_WHAT IS EXPECTED_
Identify every line in the records below that contains the word "выполняется", and copy each of those lines.
=== SOURCE RECORDS ===
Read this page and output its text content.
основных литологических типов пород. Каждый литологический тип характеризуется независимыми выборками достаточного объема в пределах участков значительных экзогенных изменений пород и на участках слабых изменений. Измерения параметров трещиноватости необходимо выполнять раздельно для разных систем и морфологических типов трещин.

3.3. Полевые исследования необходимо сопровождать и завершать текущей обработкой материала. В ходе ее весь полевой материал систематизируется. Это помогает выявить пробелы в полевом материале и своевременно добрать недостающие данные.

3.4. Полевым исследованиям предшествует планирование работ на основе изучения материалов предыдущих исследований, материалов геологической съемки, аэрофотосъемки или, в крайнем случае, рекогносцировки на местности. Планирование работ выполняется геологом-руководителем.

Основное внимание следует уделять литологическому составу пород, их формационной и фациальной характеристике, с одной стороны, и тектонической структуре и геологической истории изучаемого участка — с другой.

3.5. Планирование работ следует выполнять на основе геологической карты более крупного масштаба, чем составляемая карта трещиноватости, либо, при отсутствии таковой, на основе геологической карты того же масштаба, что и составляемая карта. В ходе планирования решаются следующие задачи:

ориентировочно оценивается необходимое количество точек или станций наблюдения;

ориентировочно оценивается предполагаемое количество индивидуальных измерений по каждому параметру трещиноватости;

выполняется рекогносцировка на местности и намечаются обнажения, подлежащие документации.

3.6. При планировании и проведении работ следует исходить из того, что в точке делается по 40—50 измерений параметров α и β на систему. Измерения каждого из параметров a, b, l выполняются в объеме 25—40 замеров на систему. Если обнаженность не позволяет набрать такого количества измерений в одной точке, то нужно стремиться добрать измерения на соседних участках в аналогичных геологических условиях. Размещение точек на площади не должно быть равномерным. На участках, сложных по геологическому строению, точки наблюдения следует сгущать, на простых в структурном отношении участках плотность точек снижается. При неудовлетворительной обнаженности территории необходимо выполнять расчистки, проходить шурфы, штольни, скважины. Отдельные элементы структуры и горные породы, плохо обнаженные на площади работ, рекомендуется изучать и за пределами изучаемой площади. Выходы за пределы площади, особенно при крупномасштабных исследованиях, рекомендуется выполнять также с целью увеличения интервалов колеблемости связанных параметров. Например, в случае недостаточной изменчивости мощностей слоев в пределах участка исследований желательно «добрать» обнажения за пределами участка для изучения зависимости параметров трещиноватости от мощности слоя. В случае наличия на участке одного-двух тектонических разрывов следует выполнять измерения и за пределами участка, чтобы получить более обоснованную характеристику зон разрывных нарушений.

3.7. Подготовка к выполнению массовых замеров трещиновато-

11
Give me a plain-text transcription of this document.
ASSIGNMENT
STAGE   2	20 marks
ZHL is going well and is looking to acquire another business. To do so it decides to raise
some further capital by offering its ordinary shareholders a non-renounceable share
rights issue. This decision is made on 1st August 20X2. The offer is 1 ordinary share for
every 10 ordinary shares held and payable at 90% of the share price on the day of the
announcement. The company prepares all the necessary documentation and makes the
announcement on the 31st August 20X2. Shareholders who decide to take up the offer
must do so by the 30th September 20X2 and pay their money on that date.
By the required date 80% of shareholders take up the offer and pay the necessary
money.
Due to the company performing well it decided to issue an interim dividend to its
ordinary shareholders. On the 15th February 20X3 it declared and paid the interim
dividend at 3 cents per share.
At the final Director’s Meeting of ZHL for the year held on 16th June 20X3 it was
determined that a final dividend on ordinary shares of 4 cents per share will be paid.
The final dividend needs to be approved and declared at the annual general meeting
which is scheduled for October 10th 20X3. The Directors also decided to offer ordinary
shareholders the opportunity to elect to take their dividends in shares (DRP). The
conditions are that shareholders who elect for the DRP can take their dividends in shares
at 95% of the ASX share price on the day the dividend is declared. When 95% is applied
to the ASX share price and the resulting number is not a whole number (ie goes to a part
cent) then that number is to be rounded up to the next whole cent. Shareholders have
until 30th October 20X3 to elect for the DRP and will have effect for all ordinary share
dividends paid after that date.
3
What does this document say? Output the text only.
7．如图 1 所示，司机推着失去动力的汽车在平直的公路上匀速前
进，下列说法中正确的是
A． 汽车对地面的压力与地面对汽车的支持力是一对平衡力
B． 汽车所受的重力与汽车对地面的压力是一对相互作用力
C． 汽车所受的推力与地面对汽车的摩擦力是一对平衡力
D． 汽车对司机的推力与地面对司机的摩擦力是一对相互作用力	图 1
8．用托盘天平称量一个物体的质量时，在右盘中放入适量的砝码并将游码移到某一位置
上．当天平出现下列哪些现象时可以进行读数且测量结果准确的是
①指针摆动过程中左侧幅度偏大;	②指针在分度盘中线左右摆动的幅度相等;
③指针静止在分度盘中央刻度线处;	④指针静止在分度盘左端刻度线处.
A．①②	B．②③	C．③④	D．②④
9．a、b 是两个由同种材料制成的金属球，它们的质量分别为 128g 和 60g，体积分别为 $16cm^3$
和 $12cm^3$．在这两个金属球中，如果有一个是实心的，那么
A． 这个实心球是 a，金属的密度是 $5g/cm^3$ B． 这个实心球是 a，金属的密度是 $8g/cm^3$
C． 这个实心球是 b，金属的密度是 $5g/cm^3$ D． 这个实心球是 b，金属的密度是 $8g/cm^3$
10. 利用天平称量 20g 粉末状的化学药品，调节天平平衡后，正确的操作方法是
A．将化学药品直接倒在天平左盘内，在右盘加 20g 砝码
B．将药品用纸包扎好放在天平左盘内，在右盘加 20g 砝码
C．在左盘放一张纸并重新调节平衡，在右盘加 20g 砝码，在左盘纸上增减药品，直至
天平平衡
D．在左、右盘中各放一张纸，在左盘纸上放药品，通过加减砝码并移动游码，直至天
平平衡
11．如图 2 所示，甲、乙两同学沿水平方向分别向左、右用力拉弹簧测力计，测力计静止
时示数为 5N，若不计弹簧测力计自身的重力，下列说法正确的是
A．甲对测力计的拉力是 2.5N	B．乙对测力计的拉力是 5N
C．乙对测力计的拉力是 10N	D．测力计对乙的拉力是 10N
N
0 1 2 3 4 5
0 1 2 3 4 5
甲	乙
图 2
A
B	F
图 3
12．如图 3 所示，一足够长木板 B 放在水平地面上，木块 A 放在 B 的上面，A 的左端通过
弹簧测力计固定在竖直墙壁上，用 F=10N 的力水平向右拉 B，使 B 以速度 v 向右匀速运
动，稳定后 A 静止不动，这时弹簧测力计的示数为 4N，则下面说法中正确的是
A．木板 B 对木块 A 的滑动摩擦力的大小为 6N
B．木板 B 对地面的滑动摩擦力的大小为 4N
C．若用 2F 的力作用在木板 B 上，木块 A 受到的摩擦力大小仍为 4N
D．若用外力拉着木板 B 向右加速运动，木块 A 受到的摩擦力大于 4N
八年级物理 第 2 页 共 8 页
===
_THE RESPONSE_
3.4. Полевым исследованиям предшествует планирование работ на основе изучения материалов предыдущих исследований, материалов геологической съемки, аэрофотосъемки или, в крайнем случае, рекогносцировки на местности. Планирование работ выполняется геологом-руководителем.
выполняется рекогносцировка на местности и намечаются обнажения, подлежащие документации.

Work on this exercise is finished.